Items from a data source:

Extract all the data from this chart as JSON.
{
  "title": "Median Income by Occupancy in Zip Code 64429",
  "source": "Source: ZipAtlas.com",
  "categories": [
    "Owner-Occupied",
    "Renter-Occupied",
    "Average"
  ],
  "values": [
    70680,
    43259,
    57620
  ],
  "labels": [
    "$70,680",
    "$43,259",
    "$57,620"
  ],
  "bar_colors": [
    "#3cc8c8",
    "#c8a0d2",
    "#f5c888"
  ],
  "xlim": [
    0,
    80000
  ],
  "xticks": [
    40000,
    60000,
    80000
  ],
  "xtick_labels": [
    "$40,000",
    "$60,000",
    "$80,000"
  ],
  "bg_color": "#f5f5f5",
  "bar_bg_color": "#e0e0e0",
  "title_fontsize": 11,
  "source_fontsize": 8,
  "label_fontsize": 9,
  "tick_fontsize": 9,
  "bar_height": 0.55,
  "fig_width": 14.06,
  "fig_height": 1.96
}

...

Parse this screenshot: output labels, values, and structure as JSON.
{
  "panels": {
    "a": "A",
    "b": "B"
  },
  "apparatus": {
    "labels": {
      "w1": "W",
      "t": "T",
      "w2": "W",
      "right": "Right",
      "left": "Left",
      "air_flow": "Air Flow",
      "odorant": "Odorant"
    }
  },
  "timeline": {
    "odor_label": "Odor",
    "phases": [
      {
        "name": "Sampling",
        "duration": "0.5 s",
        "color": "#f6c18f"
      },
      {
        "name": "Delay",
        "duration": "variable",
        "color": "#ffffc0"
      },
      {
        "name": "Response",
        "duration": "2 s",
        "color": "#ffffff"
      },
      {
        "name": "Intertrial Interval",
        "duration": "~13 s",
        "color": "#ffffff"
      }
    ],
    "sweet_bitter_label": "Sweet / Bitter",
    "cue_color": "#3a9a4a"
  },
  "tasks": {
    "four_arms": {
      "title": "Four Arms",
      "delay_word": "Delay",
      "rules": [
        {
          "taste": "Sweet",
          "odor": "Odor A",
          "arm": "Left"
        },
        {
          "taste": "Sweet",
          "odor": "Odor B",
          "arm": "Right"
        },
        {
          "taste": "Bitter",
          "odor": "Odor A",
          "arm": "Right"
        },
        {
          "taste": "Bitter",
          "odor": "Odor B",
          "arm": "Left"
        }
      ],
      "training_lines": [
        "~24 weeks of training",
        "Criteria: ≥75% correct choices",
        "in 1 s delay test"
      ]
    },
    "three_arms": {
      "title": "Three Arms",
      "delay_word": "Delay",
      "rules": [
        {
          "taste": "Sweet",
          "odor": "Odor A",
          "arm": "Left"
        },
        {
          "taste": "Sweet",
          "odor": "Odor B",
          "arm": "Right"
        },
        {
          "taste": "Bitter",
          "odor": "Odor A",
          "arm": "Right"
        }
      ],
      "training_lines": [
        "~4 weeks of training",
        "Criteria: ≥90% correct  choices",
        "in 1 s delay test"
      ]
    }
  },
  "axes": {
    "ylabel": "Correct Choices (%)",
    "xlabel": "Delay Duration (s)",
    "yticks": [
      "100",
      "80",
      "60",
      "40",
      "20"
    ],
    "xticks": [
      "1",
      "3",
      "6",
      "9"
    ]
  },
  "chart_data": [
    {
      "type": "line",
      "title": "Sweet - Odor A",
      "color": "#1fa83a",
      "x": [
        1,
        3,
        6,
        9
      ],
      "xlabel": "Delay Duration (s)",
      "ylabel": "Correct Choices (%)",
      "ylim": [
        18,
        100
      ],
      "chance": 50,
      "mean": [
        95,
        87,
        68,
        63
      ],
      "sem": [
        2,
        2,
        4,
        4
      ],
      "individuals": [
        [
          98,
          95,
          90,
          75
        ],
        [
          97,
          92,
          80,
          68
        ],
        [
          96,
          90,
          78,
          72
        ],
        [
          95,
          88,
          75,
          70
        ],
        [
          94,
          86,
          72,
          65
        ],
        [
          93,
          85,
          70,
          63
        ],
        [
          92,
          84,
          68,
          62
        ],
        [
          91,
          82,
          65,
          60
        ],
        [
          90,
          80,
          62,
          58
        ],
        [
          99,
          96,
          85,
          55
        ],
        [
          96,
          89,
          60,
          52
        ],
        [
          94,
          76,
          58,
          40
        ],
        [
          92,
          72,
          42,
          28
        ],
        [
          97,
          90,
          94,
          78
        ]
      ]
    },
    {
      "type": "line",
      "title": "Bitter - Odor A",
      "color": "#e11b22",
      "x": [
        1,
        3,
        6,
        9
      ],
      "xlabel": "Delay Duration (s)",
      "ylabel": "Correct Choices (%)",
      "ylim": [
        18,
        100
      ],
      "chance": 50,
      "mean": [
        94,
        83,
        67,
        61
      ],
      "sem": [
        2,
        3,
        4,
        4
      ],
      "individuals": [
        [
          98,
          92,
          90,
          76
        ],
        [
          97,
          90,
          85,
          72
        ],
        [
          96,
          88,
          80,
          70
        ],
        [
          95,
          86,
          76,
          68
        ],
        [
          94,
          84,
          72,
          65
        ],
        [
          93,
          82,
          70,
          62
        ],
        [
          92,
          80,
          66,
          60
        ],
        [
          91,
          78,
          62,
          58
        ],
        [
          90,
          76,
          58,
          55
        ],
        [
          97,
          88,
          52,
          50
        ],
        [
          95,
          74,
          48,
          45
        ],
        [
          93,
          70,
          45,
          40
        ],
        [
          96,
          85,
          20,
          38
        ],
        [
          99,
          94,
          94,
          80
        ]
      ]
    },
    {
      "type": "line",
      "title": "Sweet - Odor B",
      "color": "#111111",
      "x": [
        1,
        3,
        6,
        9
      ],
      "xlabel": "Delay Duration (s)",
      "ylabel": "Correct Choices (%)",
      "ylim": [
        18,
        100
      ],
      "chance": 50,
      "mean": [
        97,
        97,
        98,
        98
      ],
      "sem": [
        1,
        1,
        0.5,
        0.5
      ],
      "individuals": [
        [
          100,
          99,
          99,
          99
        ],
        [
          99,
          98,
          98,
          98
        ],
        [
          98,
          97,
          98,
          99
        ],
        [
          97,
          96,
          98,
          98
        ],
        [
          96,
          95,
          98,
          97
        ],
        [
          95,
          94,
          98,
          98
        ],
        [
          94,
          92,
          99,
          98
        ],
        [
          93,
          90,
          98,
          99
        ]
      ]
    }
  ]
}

Challenge –
Using the records given above, list every line that includes the word "Criteria".

Output –
        "Criteria: ≥75% correct choices",
        "Criteria: ≥90% correct  choices",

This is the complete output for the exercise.